**What is asked**
Search the material for the word "Canadian" and report each line where it turns up.

***

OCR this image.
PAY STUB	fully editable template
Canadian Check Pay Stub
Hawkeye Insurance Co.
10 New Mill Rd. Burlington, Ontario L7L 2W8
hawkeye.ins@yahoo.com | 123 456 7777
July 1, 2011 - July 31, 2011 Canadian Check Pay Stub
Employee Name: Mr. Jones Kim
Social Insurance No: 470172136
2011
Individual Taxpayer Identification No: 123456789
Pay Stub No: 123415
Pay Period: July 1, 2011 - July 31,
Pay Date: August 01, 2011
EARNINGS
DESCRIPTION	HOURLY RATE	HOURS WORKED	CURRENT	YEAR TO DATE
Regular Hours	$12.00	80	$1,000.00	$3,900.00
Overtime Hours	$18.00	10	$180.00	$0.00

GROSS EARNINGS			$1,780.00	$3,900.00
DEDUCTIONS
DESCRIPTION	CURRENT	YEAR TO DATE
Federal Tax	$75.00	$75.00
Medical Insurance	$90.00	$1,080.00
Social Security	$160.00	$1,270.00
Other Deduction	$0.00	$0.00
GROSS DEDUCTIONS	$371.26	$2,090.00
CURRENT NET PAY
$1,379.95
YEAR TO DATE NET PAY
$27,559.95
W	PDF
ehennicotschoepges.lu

***

**Output of the exercise**
Canadian Check Pay Stub
July 1, 2011 - July 31, 2011 Canadian Check Pay Stub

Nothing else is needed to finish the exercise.